___ TASK DATA

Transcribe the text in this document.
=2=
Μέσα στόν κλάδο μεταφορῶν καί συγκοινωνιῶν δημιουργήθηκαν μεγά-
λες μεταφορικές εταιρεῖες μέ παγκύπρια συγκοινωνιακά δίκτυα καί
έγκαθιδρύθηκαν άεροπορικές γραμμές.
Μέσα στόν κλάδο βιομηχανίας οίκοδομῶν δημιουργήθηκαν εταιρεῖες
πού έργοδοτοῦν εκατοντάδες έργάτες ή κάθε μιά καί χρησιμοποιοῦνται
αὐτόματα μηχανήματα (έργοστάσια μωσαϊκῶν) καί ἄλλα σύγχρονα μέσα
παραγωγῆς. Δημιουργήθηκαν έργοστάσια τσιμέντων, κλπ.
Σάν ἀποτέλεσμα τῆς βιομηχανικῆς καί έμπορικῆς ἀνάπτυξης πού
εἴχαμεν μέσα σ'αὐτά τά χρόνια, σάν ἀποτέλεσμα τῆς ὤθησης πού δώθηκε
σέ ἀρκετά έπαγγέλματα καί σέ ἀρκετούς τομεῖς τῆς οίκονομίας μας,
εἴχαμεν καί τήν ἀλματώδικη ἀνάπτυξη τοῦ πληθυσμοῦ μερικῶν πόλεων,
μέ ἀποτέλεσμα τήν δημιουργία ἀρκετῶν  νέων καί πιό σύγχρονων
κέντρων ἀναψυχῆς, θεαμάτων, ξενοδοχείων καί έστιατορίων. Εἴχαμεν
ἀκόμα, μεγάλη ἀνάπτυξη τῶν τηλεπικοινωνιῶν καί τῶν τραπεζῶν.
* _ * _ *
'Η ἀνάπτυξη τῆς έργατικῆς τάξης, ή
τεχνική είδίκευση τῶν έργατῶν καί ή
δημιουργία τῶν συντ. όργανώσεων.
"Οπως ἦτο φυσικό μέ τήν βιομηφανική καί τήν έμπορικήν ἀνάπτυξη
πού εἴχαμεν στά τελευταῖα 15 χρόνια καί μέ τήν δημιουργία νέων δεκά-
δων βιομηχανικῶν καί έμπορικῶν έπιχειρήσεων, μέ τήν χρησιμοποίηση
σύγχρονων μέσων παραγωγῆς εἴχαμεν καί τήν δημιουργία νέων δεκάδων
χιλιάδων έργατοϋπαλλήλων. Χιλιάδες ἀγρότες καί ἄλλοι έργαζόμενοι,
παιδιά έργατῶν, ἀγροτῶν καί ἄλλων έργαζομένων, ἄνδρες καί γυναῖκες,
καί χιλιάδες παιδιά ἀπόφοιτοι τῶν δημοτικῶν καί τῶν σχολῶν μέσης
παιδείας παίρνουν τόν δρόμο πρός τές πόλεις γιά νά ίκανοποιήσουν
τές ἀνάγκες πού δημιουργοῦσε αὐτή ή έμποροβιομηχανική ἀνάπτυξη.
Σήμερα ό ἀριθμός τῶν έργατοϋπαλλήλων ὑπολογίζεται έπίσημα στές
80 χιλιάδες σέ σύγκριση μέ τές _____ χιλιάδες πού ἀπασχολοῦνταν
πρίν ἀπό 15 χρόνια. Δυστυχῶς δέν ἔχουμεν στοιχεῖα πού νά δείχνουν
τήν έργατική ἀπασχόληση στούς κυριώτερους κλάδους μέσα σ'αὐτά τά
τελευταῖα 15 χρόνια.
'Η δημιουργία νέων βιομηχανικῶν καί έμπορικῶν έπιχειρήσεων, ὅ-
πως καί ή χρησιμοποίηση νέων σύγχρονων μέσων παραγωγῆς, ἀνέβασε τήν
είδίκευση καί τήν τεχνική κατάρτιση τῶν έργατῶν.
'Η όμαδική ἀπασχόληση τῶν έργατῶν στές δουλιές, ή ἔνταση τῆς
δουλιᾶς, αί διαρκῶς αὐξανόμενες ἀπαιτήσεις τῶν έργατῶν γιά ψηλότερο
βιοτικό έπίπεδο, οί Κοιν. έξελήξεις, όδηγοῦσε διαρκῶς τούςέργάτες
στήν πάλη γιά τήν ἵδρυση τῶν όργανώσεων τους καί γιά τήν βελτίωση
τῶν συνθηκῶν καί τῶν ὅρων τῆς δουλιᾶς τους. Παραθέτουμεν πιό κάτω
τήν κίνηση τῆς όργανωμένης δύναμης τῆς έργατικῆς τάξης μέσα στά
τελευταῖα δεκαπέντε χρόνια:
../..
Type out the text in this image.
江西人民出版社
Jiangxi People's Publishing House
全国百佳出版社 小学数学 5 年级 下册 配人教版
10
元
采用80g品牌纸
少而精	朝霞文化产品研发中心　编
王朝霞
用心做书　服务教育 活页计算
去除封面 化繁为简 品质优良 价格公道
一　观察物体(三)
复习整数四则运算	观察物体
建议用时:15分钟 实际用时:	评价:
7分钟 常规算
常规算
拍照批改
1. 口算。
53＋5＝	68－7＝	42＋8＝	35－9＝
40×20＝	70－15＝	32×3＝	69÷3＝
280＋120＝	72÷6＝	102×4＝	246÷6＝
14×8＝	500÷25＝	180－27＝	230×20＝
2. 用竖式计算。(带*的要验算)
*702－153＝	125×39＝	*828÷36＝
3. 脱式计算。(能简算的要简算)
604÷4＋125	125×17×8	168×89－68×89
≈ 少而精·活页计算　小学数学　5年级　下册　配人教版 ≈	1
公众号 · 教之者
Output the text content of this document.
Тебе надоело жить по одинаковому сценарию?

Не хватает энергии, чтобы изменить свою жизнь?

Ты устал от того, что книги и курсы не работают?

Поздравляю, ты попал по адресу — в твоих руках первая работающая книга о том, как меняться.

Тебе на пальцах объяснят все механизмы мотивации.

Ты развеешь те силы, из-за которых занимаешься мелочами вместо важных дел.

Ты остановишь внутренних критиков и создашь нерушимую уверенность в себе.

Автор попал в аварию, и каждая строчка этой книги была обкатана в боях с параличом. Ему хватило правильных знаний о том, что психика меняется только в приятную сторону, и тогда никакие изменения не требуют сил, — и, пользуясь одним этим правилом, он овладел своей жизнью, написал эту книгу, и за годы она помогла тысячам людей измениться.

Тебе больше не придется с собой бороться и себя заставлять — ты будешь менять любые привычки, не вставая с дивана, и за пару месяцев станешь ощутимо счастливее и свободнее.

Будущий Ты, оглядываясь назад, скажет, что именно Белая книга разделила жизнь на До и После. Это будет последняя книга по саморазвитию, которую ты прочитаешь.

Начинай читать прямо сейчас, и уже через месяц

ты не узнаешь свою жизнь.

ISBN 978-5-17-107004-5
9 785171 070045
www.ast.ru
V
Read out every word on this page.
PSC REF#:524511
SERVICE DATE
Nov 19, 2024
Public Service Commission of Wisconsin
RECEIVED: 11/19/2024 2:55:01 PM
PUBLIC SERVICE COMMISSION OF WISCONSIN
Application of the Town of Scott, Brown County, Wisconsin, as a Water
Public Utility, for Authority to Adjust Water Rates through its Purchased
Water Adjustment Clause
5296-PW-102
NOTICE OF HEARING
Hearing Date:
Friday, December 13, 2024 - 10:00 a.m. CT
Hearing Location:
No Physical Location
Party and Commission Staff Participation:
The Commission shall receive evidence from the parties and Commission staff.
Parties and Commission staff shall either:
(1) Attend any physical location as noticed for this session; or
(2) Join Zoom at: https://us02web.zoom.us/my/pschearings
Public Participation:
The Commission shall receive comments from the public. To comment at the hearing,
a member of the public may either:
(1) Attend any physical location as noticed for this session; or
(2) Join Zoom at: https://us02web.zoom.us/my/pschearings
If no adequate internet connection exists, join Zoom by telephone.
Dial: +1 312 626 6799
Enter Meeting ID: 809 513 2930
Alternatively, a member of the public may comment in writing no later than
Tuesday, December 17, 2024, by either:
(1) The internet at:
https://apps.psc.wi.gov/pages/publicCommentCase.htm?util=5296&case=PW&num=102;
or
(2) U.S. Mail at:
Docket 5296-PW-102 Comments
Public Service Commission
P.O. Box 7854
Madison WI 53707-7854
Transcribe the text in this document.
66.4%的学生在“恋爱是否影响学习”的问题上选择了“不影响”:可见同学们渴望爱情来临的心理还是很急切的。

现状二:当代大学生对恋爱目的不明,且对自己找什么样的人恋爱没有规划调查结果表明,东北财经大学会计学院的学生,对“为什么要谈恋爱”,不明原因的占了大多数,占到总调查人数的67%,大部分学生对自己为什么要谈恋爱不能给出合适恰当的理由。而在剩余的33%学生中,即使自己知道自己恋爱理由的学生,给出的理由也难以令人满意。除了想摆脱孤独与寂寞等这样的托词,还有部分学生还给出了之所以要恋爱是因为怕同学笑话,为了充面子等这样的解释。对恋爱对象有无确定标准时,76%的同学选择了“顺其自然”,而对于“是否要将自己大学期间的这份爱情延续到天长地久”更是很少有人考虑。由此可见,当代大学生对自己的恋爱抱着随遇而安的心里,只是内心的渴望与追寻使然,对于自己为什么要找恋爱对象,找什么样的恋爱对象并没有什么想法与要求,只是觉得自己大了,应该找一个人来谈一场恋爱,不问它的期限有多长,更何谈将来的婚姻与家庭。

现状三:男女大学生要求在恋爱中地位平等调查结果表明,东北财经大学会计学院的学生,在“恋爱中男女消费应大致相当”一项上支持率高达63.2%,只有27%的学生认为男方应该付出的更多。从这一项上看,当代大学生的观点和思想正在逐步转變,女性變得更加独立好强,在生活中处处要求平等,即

______

Give only the number of lines in the entries above that hold the string "χρησιμοποίηση".

2